Where a line holds the word "color", copy that line.

+++ RECORDS FOR THIS EXERCISE

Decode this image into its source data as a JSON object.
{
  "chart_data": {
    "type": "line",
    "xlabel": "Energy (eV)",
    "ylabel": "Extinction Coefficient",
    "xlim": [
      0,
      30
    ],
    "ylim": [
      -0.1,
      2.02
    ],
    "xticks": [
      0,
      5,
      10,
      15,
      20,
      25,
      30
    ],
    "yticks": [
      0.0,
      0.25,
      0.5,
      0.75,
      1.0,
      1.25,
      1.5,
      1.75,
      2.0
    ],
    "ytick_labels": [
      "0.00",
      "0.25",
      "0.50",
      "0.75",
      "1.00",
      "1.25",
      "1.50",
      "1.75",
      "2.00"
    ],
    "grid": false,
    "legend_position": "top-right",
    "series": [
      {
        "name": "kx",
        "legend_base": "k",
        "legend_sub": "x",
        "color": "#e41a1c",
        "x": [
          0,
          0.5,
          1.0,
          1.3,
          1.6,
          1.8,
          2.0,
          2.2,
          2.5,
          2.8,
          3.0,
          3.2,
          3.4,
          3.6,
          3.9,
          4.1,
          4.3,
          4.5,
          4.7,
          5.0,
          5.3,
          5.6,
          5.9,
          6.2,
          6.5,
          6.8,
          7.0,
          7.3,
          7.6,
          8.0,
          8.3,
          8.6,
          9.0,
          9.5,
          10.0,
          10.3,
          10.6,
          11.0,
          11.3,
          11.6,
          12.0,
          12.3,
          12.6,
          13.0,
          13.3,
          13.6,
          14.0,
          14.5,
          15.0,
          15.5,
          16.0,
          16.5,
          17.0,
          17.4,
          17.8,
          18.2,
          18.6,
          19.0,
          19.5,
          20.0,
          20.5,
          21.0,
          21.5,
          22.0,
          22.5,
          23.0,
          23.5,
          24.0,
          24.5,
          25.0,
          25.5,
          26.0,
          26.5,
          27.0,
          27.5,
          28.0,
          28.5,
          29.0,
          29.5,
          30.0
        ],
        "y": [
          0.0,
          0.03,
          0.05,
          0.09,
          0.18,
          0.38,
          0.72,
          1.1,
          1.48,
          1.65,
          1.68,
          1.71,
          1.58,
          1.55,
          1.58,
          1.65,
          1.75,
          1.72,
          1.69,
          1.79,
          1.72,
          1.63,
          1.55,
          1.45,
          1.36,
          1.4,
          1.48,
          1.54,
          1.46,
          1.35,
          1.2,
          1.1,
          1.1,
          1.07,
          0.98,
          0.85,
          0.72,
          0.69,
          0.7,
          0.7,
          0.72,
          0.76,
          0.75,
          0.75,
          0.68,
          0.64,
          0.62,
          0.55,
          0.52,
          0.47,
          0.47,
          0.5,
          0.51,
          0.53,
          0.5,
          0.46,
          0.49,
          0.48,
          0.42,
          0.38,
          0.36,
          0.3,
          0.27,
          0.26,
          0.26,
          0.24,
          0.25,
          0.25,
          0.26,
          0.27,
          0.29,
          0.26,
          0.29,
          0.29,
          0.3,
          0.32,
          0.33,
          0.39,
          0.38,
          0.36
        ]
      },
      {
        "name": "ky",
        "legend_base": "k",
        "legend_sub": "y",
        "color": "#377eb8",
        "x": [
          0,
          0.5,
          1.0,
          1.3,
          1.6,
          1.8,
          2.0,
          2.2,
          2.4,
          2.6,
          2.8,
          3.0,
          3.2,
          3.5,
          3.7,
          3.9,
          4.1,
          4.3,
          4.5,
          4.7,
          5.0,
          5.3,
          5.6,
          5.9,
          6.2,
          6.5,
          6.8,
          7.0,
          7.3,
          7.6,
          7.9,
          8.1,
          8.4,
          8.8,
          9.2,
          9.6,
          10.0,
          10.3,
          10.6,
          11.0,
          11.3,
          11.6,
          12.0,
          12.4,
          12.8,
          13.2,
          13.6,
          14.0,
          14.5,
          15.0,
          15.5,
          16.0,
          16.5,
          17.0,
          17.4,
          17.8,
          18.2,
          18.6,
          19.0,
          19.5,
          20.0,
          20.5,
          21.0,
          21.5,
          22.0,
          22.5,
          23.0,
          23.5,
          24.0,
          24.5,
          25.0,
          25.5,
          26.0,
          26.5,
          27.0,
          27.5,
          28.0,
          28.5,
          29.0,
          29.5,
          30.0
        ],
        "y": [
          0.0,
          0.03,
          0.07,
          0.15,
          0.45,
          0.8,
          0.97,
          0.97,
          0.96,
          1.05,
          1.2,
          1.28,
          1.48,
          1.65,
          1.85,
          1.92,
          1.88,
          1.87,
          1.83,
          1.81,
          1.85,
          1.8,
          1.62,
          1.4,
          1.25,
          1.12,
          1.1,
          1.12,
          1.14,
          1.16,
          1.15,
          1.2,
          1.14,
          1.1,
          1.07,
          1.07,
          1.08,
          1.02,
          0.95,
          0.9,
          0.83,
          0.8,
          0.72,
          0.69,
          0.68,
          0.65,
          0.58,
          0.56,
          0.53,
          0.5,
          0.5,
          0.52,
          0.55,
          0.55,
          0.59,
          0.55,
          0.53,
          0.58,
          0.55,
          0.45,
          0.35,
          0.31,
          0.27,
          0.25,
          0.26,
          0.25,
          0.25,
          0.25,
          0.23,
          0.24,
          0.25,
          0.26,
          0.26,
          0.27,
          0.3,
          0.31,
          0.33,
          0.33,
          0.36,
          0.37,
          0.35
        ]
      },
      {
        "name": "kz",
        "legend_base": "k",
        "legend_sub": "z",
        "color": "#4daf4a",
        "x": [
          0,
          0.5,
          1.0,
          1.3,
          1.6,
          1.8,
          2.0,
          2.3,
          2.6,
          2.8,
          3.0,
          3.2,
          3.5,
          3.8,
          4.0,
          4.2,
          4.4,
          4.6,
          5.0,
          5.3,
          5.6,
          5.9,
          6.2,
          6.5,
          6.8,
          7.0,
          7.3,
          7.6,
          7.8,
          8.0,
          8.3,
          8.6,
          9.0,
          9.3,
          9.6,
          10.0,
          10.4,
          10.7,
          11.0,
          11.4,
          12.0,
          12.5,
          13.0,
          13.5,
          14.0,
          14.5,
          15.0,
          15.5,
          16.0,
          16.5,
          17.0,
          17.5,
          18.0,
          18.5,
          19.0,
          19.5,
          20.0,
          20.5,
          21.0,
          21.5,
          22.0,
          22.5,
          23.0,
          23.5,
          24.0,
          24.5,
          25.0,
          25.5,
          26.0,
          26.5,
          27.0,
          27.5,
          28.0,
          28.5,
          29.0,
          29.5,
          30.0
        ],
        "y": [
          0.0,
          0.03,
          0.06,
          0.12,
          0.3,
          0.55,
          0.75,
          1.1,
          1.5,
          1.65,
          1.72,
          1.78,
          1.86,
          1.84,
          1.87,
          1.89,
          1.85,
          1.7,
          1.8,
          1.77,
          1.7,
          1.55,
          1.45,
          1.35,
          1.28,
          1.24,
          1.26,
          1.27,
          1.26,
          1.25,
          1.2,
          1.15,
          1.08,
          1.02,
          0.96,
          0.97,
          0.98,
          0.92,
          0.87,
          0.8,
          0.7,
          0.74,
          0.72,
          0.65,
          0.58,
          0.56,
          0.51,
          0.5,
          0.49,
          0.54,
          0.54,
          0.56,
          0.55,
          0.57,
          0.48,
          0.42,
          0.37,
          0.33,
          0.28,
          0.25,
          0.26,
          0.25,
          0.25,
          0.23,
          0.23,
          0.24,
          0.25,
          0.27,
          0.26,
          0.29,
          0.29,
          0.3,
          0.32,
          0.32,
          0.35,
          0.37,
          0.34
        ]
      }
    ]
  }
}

++++++

• **FULL RESPONSE**
        "color": "#e41a1c",
        "color": "#377eb8",
        "color": "#4daf4a",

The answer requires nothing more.